Task to complete: Extract, from the listing that follows, each line containing the word "serve".

Recorded data:
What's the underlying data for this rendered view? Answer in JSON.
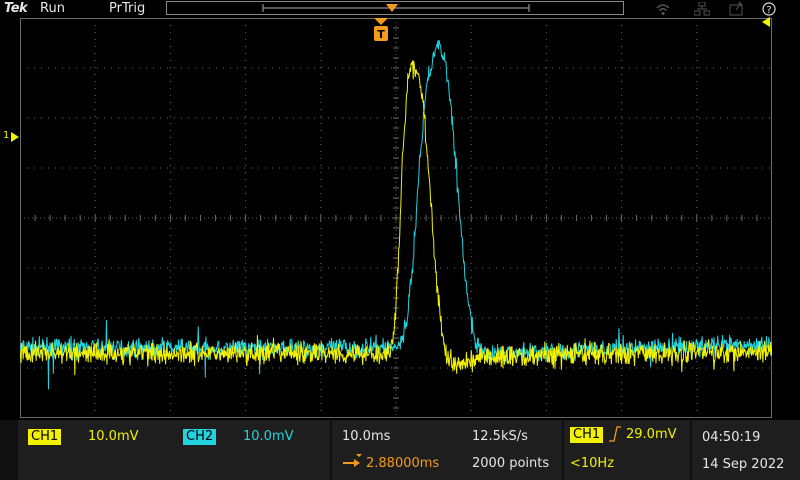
{
  "topbar": {
    "logo": "Tek",
    "acq_state": "Run",
    "trigger_state": "PrTrig",
    "help_label": "?"
  },
  "trigger_marker": "T",
  "ch1_marker": "1",
  "colors": {
    "ch1": "#f2f200",
    "ch2": "#22d3dd",
    "trigger": "#f59a1b",
    "grid": "#6a6a6a",
    "background": "#000000"
  },
  "bottom": {
    "ch1": {
      "label": "CH1",
      "scale": "10.0mV"
    },
    "ch2": {
      "label": "CH2",
      "scale": "10.0mV"
    },
    "horizontal": {
      "time_per_div": "10.0ms",
      "sample_rate": "12.5kS/s",
      "position": "2.88000ms",
      "record_length": "2000 points"
    },
    "trigger": {
      "source": "CH1",
      "level": "29.0mV",
      "frequency": "<10Hz"
    },
    "clock": {
      "time": "04:50:19",
      "date": "14 Sep 2022"
    }
  },
  "chart_data": {
    "type": "line",
    "xlabel": "",
    "ylabel": "",
    "x_unit": "ms",
    "y_unit": "mV",
    "x_per_div": 10,
    "y_per_div": 10,
    "x_range": [
      -50,
      50
    ],
    "y_range": [
      -40,
      40
    ],
    "grid": true,
    "series": [
      {
        "channel": "CH1",
        "color": "#f2f200",
        "baseline_mV": -27,
        "noise_mV": 1.4,
        "points": [
          [
            -50,
            -27
          ],
          [
            -0.8,
            -27
          ],
          [
            -0.2,
            -22
          ],
          [
            0.3,
            -10
          ],
          [
            0.8,
            10
          ],
          [
            1.5,
            27
          ],
          [
            2.2,
            30
          ],
          [
            2.8,
            29.5
          ],
          [
            3.5,
            25
          ],
          [
            4.2,
            12
          ],
          [
            5,
            -5
          ],
          [
            6,
            -22
          ],
          [
            7,
            -29
          ],
          [
            8,
            -29.5
          ],
          [
            11,
            -28
          ],
          [
            20,
            -27.5
          ],
          [
            50,
            -26.5
          ]
        ]
      },
      {
        "channel": "CH2",
        "color": "#22d3dd",
        "baseline_mV": -26,
        "noise_mV": 1.2,
        "points": [
          [
            -50,
            -26
          ],
          [
            -0.2,
            -26
          ],
          [
            0.5,
            -25
          ],
          [
            1.3,
            -22
          ],
          [
            2.2,
            -10
          ],
          [
            3,
            8
          ],
          [
            4,
            26
          ],
          [
            5,
            33
          ],
          [
            5.8,
            34.5
          ],
          [
            6.6,
            31
          ],
          [
            7.5,
            20
          ],
          [
            8.5,
            0
          ],
          [
            9.5,
            -16
          ],
          [
            10.5,
            -25
          ],
          [
            11.5,
            -27
          ],
          [
            14,
            -27
          ],
          [
            30,
            -26
          ],
          [
            50,
            -25.5
          ]
        ]
      }
    ]
  }
}
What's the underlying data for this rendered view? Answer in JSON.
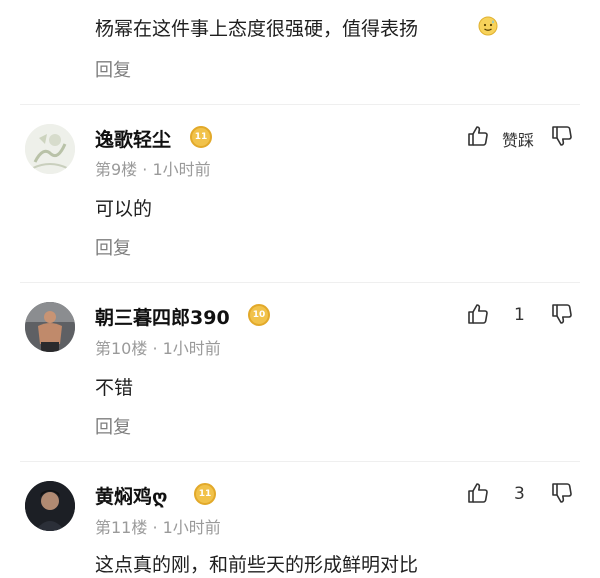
{
  "top_comment": {
    "text": "杨幂在这件事上态度很强硬，值得表扬",
    "emoji": "sweat-smile-emoji",
    "reply_label": "回复"
  },
  "comments": [
    {
      "username": "逸歌轻尘",
      "level": "11",
      "floor_time": "第9楼 · 1小时前",
      "text": "可以的",
      "like_label": "赞踩",
      "reply_label": "回复",
      "avatar": "sketch-illustration-avatar"
    },
    {
      "username": "朝三暮四郎390",
      "level": "10",
      "floor_time": "第10楼 · 1小时前",
      "text": "不错",
      "like_count": "1",
      "reply_label": "回复",
      "avatar": "shirtless-man-avatar"
    },
    {
      "username": "黄焖鸡ღ",
      "level": "11",
      "floor_time": "第11楼 · 1小时前",
      "text": "这点真的刚，和前些天的形成鲜明对比",
      "like_count": "3",
      "avatar": "dark-portrait-avatar"
    }
  ],
  "colors": {
    "badge": "#f1c24a",
    "meta_text": "#9a9a9a",
    "reply_text": "#7e7e7e"
  }
}
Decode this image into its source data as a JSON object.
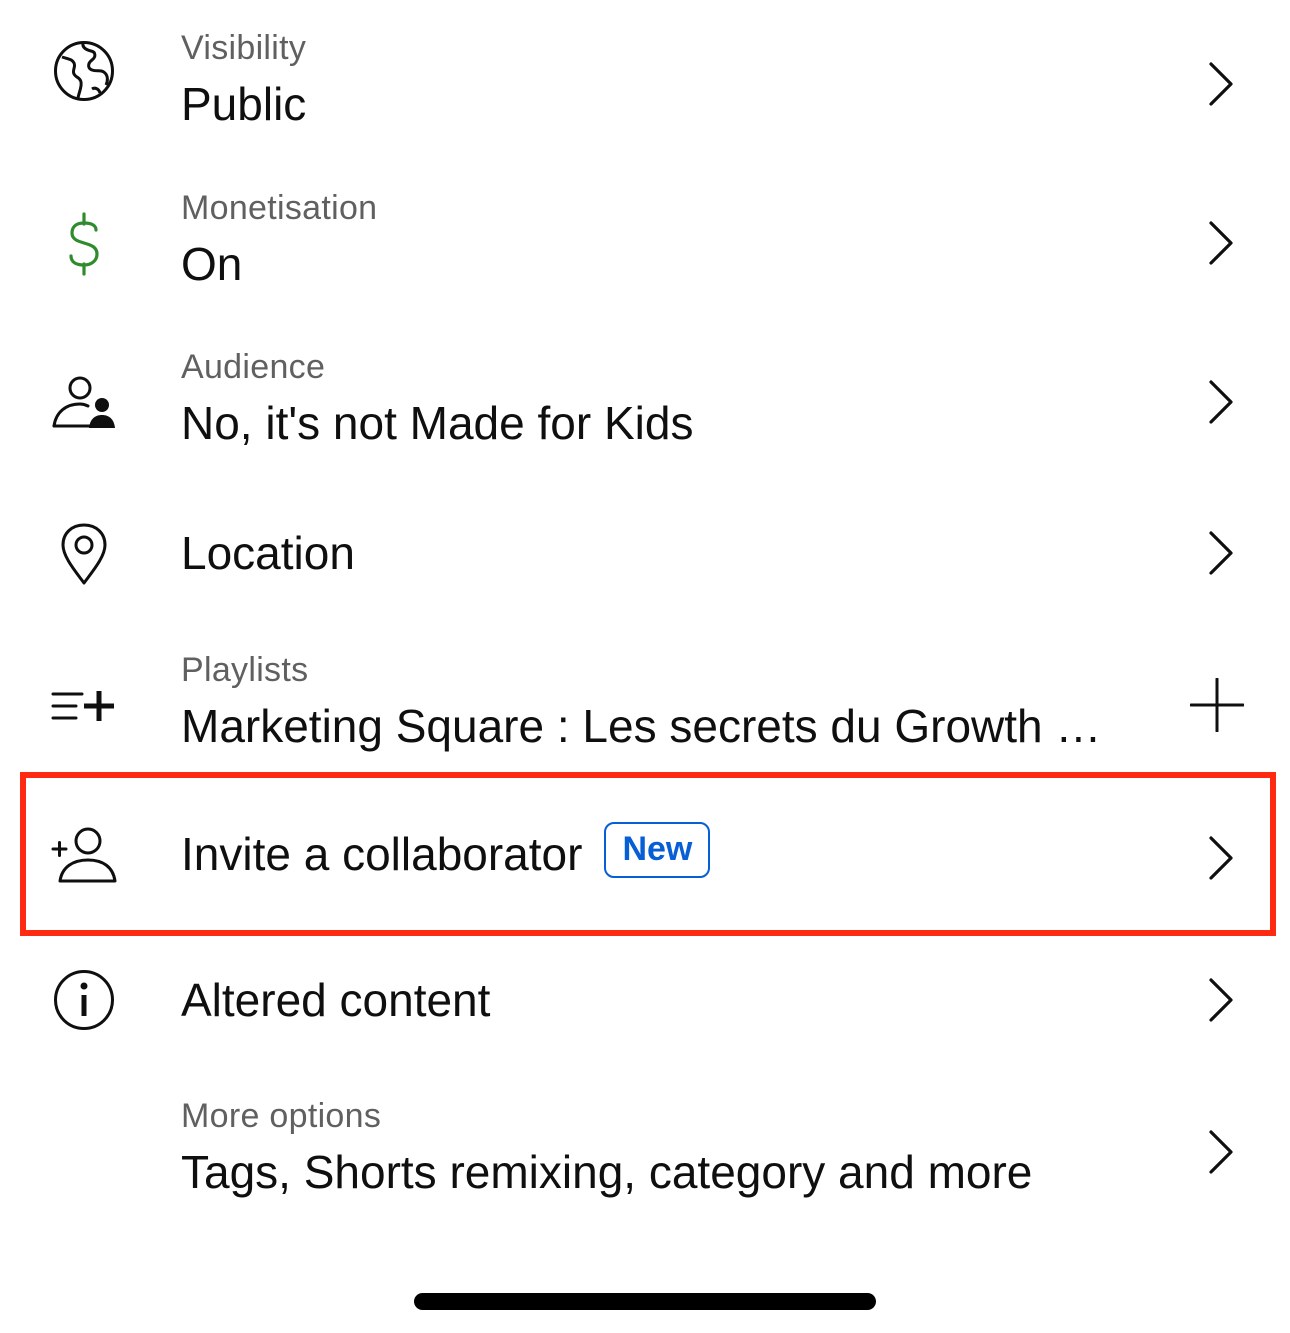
{
  "rows": [
    {
      "icon": "globe-icon",
      "label": "Visibility",
      "value": "Public",
      "action": "chevron-right-icon"
    },
    {
      "icon": "dollar-icon",
      "label": "Monetisation",
      "value": "On",
      "action": "chevron-right-icon"
    },
    {
      "icon": "audience-icon",
      "label": "Audience",
      "value": "No, it's not Made for Kids",
      "action": "chevron-right-icon"
    },
    {
      "icon": "location-pin-icon",
      "value": "Location",
      "action": "chevron-right-icon"
    },
    {
      "icon": "playlist-add-icon",
      "label": "Playlists",
      "value": "Marketing Square : Les secrets du Growth Hacking",
      "action": "plus-icon"
    },
    {
      "icon": "add-person-icon",
      "value": "Invite a collaborator",
      "badge": "New",
      "action": "chevron-right-icon"
    },
    {
      "icon": "info-icon",
      "value": "Altered content",
      "action": "chevron-right-icon"
    },
    {
      "label": "More options",
      "value": "Tags, Shorts remixing, category and more",
      "action": "chevron-right-icon"
    }
  ],
  "colors": {
    "monetisation_icon": "#2e8b2e",
    "badge": "#065fd4",
    "highlight": "#ff2a12",
    "label": "#606060",
    "text": "#0f0f0f"
  }
}
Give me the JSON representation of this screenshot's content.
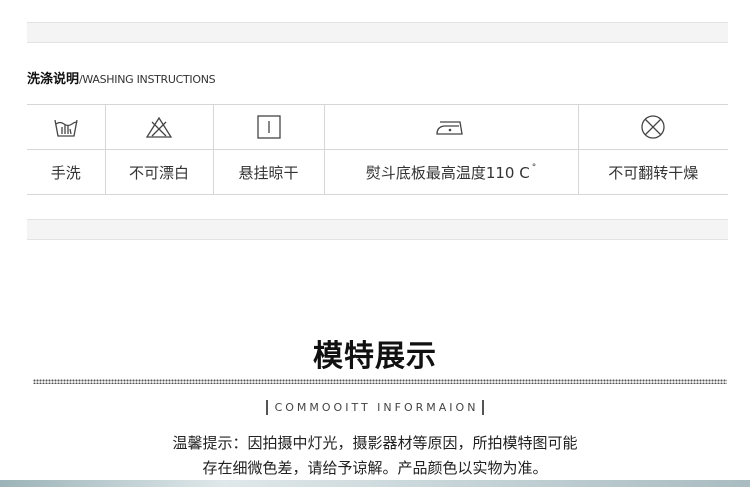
{
  "washing": {
    "title_zh": "洗涤说明",
    "title_en": "/WASHING INSTRUCTIONS",
    "items": [
      {
        "icon": "hand-wash-icon",
        "label": "手洗"
      },
      {
        "icon": "no-bleach-icon",
        "label": "不可漂白"
      },
      {
        "icon": "hang-dry-icon",
        "label": "悬挂晾干"
      },
      {
        "icon": "iron-icon",
        "label": "熨斗底板最高温度110 C",
        "suffix": "°"
      },
      {
        "icon": "no-tumble-dry-icon",
        "label": "不可翻转干燥"
      }
    ]
  },
  "model": {
    "title": "模特展示",
    "subtitle": "COMMOOITT INFORMAION",
    "tip_line1": "温馨提示：因拍摄中灯光，摄影器材等原因，所拍模特图可能",
    "tip_line2": "存在细微色差，请给予谅解。产品颜色以实物为准。"
  }
}
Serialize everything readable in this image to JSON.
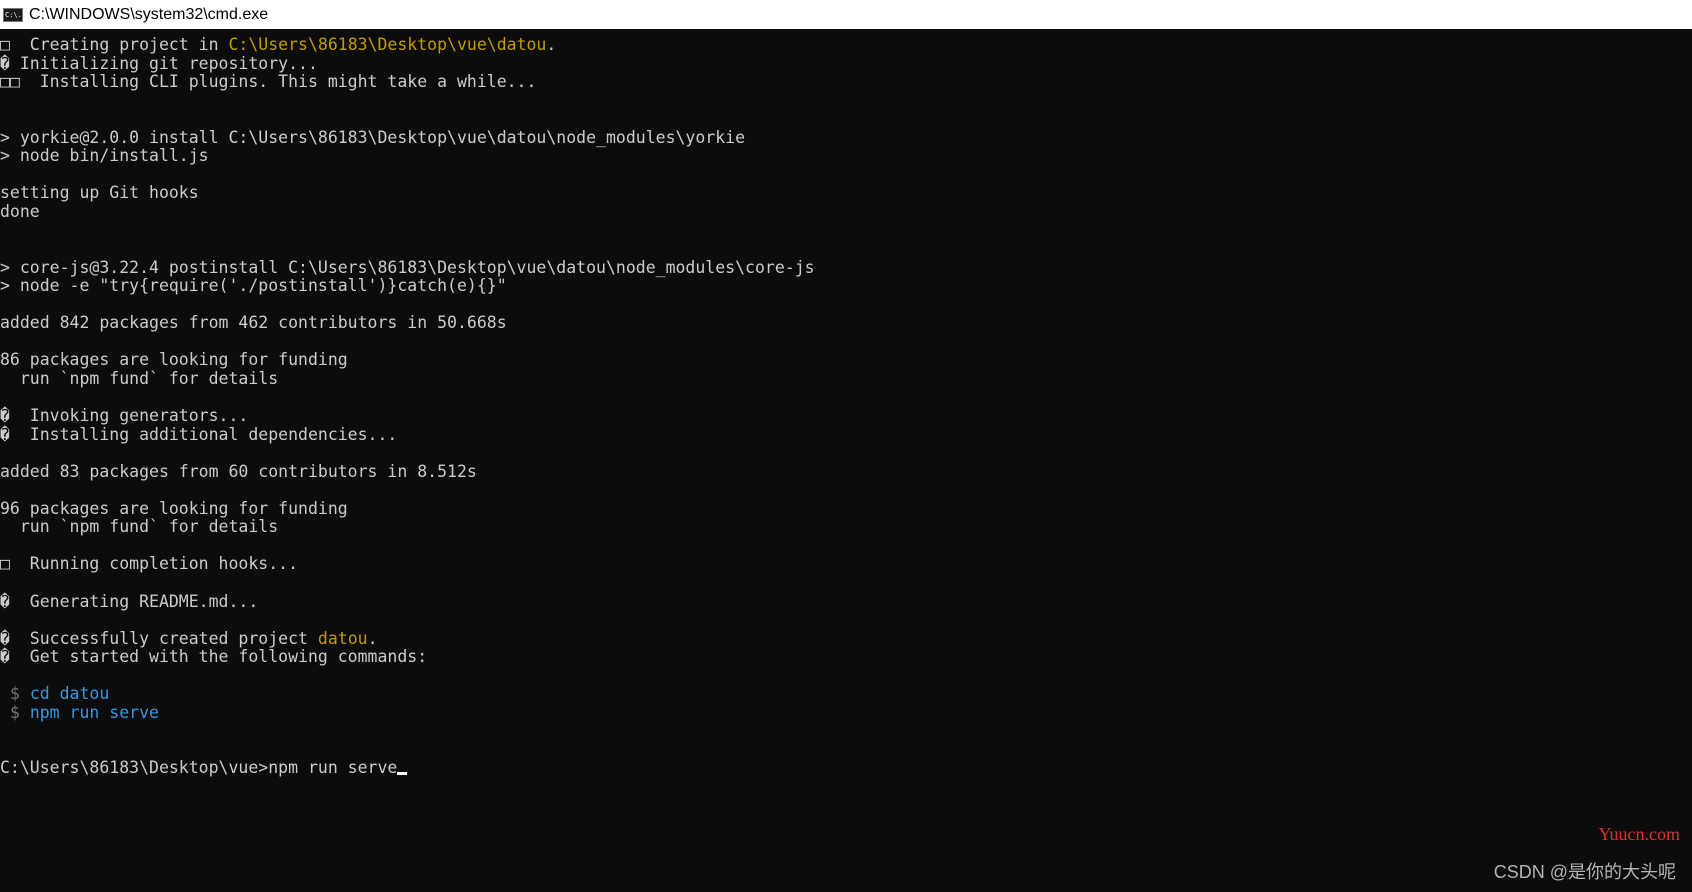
{
  "window": {
    "title": "C:\\WINDOWS\\system32\\cmd.exe",
    "icon": "cmd-icon",
    "icon_text": "C:\\."
  },
  "colors": {
    "background": "#0c0c0c",
    "text": "#cccccc",
    "yellow": "#c19c00",
    "cyan": "#3a96dd",
    "gray": "#767676",
    "watermark_red": "#e0302b"
  },
  "terminal": {
    "lines": [
      {
        "segs": [
          {
            "t": "□  Creating project in ",
            "c": "text"
          },
          {
            "t": "C:\\Users\\86183\\Desktop\\vue\\datou",
            "c": "yellow"
          },
          {
            "t": ".",
            "c": "text"
          }
        ]
      },
      {
        "segs": [
          {
            "t": "� Initializing git repository...",
            "c": "text"
          }
        ]
      },
      {
        "segs": [
          {
            "t": "□□  Installing CLI plugins. This might take a while...",
            "c": "text"
          }
        ]
      },
      {
        "segs": []
      },
      {
        "segs": []
      },
      {
        "segs": [
          {
            "t": "> yorkie@2.0.0 install C:\\Users\\86183\\Desktop\\vue\\datou\\node_modules\\yorkie",
            "c": "text"
          }
        ]
      },
      {
        "segs": [
          {
            "t": "> node bin/install.js",
            "c": "text"
          }
        ]
      },
      {
        "segs": []
      },
      {
        "segs": [
          {
            "t": "setting up Git hooks",
            "c": "text"
          }
        ]
      },
      {
        "segs": [
          {
            "t": "done",
            "c": "text"
          }
        ]
      },
      {
        "segs": []
      },
      {
        "segs": []
      },
      {
        "segs": [
          {
            "t": "> core-js@3.22.4 postinstall C:\\Users\\86183\\Desktop\\vue\\datou\\node_modules\\core-js",
            "c": "text"
          }
        ]
      },
      {
        "segs": [
          {
            "t": "> node -e \"try{require('./postinstall')}catch(e){}\"",
            "c": "text"
          }
        ]
      },
      {
        "segs": []
      },
      {
        "segs": [
          {
            "t": "added 842 packages from 462 contributors in 50.668s",
            "c": "text"
          }
        ]
      },
      {
        "segs": []
      },
      {
        "segs": [
          {
            "t": "86 packages are looking for funding",
            "c": "text"
          }
        ]
      },
      {
        "segs": [
          {
            "t": "  run `npm fund` for details",
            "c": "text"
          }
        ]
      },
      {
        "segs": []
      },
      {
        "segs": [
          {
            "t": "�  Invoking generators...",
            "c": "text"
          }
        ]
      },
      {
        "segs": [
          {
            "t": "�  Installing additional dependencies...",
            "c": "text"
          }
        ]
      },
      {
        "segs": []
      },
      {
        "segs": [
          {
            "t": "added 83 packages from 60 contributors in 8.512s",
            "c": "text"
          }
        ]
      },
      {
        "segs": []
      },
      {
        "segs": [
          {
            "t": "96 packages are looking for funding",
            "c": "text"
          }
        ]
      },
      {
        "segs": [
          {
            "t": "  run `npm fund` for details",
            "c": "text"
          }
        ]
      },
      {
        "segs": []
      },
      {
        "segs": [
          {
            "t": "□  Running completion hooks...",
            "c": "text"
          }
        ]
      },
      {
        "segs": []
      },
      {
        "segs": [
          {
            "t": "�  Generating README.md...",
            "c": "text"
          }
        ]
      },
      {
        "segs": []
      },
      {
        "segs": [
          {
            "t": "�  Successfully created project ",
            "c": "text"
          },
          {
            "t": "datou",
            "c": "yellow"
          },
          {
            "t": ".",
            "c": "text"
          }
        ]
      },
      {
        "segs": [
          {
            "t": "�  Get started with the following commands:",
            "c": "text"
          }
        ]
      },
      {
        "segs": []
      },
      {
        "segs": [
          {
            "t": " $ ",
            "c": "gray"
          },
          {
            "t": "cd datou",
            "c": "cyan"
          }
        ]
      },
      {
        "segs": [
          {
            "t": " $ ",
            "c": "gray"
          },
          {
            "t": "npm run serve",
            "c": "cyan"
          }
        ]
      },
      {
        "segs": []
      },
      {
        "segs": []
      },
      {
        "segs": [
          {
            "t": "C:\\Users\\86183\\Desktop\\vue>npm run serve",
            "c": "text"
          }
        ],
        "cursor": true
      }
    ]
  },
  "watermarks": {
    "site": "Yuucn.com",
    "author": "CSDN @是你的大头呢"
  }
}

Task answer:
            "t": "npm run serve",
            "t": "C:\\Users\\86183\\Desktop\\vue>npm run serve",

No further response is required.